* What this task involves: All of the data that follows should be retyped exactly, please, except the pictures.

[Records to process start]

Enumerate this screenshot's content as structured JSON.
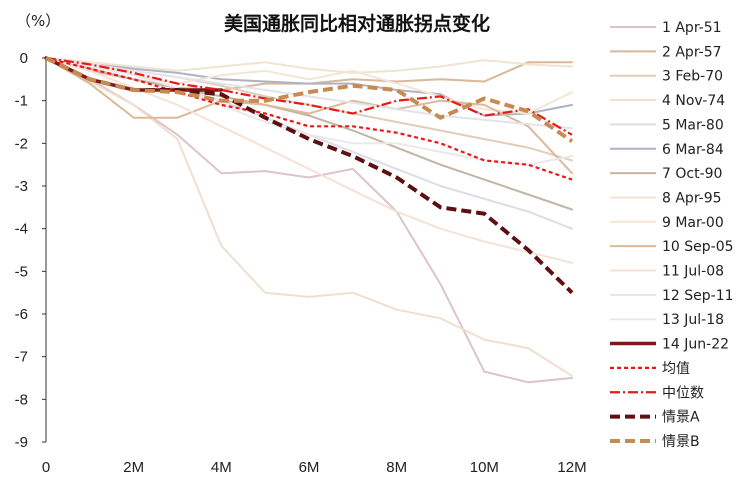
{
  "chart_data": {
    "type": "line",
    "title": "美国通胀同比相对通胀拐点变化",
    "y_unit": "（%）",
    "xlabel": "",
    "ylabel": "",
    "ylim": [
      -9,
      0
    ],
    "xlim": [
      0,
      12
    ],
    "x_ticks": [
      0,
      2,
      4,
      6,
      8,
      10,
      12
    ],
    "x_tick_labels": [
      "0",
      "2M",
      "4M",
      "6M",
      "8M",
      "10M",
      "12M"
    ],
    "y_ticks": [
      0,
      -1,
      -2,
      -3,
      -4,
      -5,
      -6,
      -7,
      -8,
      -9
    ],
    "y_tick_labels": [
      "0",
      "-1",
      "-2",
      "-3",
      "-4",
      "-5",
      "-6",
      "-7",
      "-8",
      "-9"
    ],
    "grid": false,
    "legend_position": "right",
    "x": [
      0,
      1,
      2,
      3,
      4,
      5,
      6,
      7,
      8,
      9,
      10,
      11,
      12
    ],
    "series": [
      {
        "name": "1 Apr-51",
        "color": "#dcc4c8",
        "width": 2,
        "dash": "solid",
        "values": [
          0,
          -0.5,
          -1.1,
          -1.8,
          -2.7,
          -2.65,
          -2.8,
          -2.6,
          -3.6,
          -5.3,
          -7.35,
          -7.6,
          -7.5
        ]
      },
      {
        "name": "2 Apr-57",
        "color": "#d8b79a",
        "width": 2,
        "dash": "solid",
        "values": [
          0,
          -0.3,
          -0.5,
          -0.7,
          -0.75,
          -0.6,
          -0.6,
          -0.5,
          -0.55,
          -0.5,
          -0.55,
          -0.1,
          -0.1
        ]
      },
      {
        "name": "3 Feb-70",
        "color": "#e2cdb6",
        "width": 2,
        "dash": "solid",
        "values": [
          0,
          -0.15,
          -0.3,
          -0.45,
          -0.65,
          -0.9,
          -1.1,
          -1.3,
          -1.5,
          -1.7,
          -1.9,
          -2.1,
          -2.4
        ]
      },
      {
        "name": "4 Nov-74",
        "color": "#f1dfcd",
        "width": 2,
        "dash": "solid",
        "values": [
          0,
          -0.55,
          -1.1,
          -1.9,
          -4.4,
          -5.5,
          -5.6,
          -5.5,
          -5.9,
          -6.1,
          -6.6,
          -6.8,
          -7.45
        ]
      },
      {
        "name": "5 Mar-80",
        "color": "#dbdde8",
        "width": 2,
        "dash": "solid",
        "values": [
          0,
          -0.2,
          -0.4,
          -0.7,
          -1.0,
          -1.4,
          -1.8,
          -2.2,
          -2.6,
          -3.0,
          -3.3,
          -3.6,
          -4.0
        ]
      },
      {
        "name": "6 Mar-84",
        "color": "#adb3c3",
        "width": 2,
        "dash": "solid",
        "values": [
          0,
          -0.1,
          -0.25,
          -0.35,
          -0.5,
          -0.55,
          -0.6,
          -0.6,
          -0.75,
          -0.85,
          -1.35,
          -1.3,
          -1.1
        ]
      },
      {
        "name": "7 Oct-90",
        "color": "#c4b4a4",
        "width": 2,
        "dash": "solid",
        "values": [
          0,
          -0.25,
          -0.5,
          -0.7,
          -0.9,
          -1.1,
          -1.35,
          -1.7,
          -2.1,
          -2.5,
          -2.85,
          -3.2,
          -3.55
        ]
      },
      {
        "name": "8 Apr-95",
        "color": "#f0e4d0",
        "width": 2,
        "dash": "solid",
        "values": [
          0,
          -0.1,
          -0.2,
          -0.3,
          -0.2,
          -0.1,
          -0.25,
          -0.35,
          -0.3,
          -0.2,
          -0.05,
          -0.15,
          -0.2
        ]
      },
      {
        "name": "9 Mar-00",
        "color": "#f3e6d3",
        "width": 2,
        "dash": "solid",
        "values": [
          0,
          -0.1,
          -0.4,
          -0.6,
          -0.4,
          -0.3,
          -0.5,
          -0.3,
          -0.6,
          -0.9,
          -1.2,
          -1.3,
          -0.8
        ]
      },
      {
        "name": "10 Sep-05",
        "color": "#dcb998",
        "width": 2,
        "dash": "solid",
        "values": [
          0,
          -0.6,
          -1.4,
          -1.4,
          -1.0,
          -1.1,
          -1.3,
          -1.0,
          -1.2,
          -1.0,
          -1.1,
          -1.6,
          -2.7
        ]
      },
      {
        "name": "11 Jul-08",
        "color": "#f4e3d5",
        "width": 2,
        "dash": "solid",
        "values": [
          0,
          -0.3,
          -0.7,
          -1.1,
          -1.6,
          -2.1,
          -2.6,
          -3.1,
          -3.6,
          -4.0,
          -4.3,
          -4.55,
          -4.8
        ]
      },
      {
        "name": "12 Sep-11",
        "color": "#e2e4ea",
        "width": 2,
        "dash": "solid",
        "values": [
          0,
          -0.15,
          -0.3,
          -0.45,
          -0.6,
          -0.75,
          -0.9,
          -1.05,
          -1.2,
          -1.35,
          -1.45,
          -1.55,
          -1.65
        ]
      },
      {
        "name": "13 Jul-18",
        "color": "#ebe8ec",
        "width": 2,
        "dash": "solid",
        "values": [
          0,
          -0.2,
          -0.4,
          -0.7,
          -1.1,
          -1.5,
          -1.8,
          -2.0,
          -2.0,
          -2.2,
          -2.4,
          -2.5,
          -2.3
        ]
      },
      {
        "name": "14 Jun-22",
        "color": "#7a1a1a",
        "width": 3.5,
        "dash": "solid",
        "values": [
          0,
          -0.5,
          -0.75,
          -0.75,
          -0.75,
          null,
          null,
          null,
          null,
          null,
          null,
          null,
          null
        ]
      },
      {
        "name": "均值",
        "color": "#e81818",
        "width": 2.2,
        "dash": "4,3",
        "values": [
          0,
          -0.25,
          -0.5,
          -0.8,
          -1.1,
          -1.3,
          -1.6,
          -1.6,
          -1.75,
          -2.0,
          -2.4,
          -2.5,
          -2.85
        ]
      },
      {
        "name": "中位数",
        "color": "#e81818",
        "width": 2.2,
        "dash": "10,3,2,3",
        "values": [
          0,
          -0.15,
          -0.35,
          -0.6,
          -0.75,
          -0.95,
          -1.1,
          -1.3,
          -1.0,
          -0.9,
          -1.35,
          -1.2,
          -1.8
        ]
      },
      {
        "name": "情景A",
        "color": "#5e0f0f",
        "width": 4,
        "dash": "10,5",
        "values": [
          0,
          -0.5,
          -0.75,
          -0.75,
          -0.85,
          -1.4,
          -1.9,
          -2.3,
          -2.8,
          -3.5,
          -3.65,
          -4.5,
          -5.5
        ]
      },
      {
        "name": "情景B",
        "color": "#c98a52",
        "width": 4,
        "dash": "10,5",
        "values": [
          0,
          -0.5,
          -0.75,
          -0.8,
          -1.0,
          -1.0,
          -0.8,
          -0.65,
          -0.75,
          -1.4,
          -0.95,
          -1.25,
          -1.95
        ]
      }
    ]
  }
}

[Records to process end]

* Output of the exercise:
Enumerate this screenshot's content as structured JSON.
{
  "chart_data": {
    "type": "line",
    "title": "美国通胀同比相对通胀拐点变化",
    "y_unit": "（%）",
    "xlabel": "",
    "ylabel": "",
    "ylim": [
      -9,
      0
    ],
    "xlim": [
      0,
      12
    ],
    "x_ticks": [
      0,
      2,
      4,
      6,
      8,
      10,
      12
    ],
    "x_tick_labels": [
      "0",
      "2M",
      "4M",
      "6M",
      "8M",
      "10M",
      "12M"
    ],
    "y_ticks": [
      0,
      -1,
      -2,
      -3,
      -4,
      -5,
      -6,
      -7,
      -8,
      -9
    ],
    "y_tick_labels": [
      "0",
      "-1",
      "-2",
      "-3",
      "-4",
      "-5",
      "-6",
      "-7",
      "-8",
      "-9"
    ],
    "grid": false,
    "legend_position": "right",
    "x": [
      0,
      1,
      2,
      3,
      4,
      5,
      6,
      7,
      8,
      9,
      10,
      11,
      12
    ],
    "series": [
      {
        "name": "1 Apr-51",
        "color": "#dcc4c8",
        "width": 2,
        "dash": "solid",
        "values": [
          0,
          -0.5,
          -1.1,
          -1.8,
          -2.7,
          -2.65,
          -2.8,
          -2.6,
          -3.6,
          -5.3,
          -7.35,
          -7.6,
          -7.5
        ]
      },
      {
        "name": "2 Apr-57",
        "color": "#d8b79a",
        "width": 2,
        "dash": "solid",
        "values": [
          0,
          -0.3,
          -0.5,
          -0.7,
          -0.75,
          -0.6,
          -0.6,
          -0.5,
          -0.55,
          -0.5,
          -0.55,
          -0.1,
          -0.1
        ]
      },
      {
        "name": "3 Feb-70",
        "color": "#e2cdb6",
        "width": 2,
        "dash": "solid",
        "values": [
          0,
          -0.15,
          -0.3,
          -0.45,
          -0.65,
          -0.9,
          -1.1,
          -1.3,
          -1.5,
          -1.7,
          -1.9,
          -2.1,
          -2.4
        ]
      },
      {
        "name": "4 Nov-74",
        "color": "#f1dfcd",
        "width": 2,
        "dash": "solid",
        "values": [
          0,
          -0.55,
          -1.1,
          -1.9,
          -4.4,
          -5.5,
          -5.6,
          -5.5,
          -5.9,
          -6.1,
          -6.6,
          -6.8,
          -7.45
        ]
      },
      {
        "name": "5 Mar-80",
        "color": "#dbdde8",
        "width": 2,
        "dash": "solid",
        "values": [
          0,
          -0.2,
          -0.4,
          -0.7,
          -1.0,
          -1.4,
          -1.8,
          -2.2,
          -2.6,
          -3.0,
          -3.3,
          -3.6,
          -4.0
        ]
      },
      {
        "name": "6 Mar-84",
        "color": "#adb3c3",
        "width": 2,
        "dash": "solid",
        "values": [
          0,
          -0.1,
          -0.25,
          -0.35,
          -0.5,
          -0.55,
          -0.6,
          -0.6,
          -0.75,
          -0.85,
          -1.35,
          -1.3,
          -1.1
        ]
      },
      {
        "name": "7 Oct-90",
        "color": "#c4b4a4",
        "width": 2,
        "dash": "solid",
        "values": [
          0,
          -0.25,
          -0.5,
          -0.7,
          -0.9,
          -1.1,
          -1.35,
          -1.7,
          -2.1,
          -2.5,
          -2.85,
          -3.2,
          -3.55
        ]
      },
      {
        "name": "8 Apr-95",
        "color": "#f0e4d0",
        "width": 2,
        "dash": "solid",
        "values": [
          0,
          -0.1,
          -0.2,
          -0.3,
          -0.2,
          -0.1,
          -0.25,
          -0.35,
          -0.3,
          -0.2,
          -0.05,
          -0.15,
          -0.2
        ]
      },
      {
        "name": "9 Mar-00",
        "color": "#f3e6d3",
        "width": 2,
        "dash": "solid",
        "values": [
          0,
          -0.1,
          -0.4,
          -0.6,
          -0.4,
          -0.3,
          -0.5,
          -0.3,
          -0.6,
          -0.9,
          -1.2,
          -1.3,
          -0.8
        ]
      },
      {
        "name": "10 Sep-05",
        "color": "#dcb998",
        "width": 2,
        "dash": "solid",
        "values": [
          0,
          -0.6,
          -1.4,
          -1.4,
          -1.0,
          -1.1,
          -1.3,
          -1.0,
          -1.2,
          -1.0,
          -1.1,
          -1.6,
          -2.7
        ]
      },
      {
        "name": "11 Jul-08",
        "color": "#f4e3d5",
        "width": 2,
        "dash": "solid",
        "values": [
          0,
          -0.3,
          -0.7,
          -1.1,
          -1.6,
          -2.1,
          -2.6,
          -3.1,
          -3.6,
          -4.0,
          -4.3,
          -4.55,
          -4.8
        ]
      },
      {
        "name": "12 Sep-11",
        "color": "#e2e4ea",
        "width": 2,
        "dash": "solid",
        "values": [
          0,
          -0.15,
          -0.3,
          -0.45,
          -0.6,
          -0.75,
          -0.9,
          -1.05,
          -1.2,
          -1.35,
          -1.45,
          -1.55,
          -1.65
        ]
      },
      {
        "name": "13 Jul-18",
        "color": "#ebe8ec",
        "width": 2,
        "dash": "solid",
        "values": [
          0,
          -0.2,
          -0.4,
          -0.7,
          -1.1,
          -1.5,
          -1.8,
          -2.0,
          -2.0,
          -2.2,
          -2.4,
          -2.5,
          -2.3
        ]
      },
      {
        "name": "14 Jun-22",
        "color": "#7a1a1a",
        "width": 3.5,
        "dash": "solid",
        "values": [
          0,
          -0.5,
          -0.75,
          -0.75,
          -0.75,
          null,
          null,
          null,
          null,
          null,
          null,
          null,
          null
        ]
      },
      {
        "name": "均值",
        "color": "#e81818",
        "width": 2.2,
        "dash": "4,3",
        "values": [
          0,
          -0.25,
          -0.5,
          -0.8,
          -1.1,
          -1.3,
          -1.6,
          -1.6,
          -1.75,
          -2.0,
          -2.4,
          -2.5,
          -2.85
        ]
      },
      {
        "name": "中位数",
        "color": "#e81818",
        "width": 2.2,
        "dash": "10,3,2,3",
        "values": [
          0,
          -0.15,
          -0.35,
          -0.6,
          -0.75,
          -0.95,
          -1.1,
          -1.3,
          -1.0,
          -0.9,
          -1.35,
          -1.2,
          -1.8
        ]
      },
      {
        "name": "情景A",
        "color": "#5e0f0f",
        "width": 4,
        "dash": "10,5",
        "values": [
          0,
          -0.5,
          -0.75,
          -0.75,
          -0.85,
          -1.4,
          -1.9,
          -2.3,
          -2.8,
          -3.5,
          -3.65,
          -4.5,
          -5.5
        ]
      },
      {
        "name": "情景B",
        "color": "#c98a52",
        "width": 4,
        "dash": "10,5",
        "values": [
          0,
          -0.5,
          -0.75,
          -0.8,
          -1.0,
          -1.0,
          -0.8,
          -0.65,
          -0.75,
          -1.4,
          -0.95,
          -1.25,
          -1.95
        ]
      }
    ]
  }
}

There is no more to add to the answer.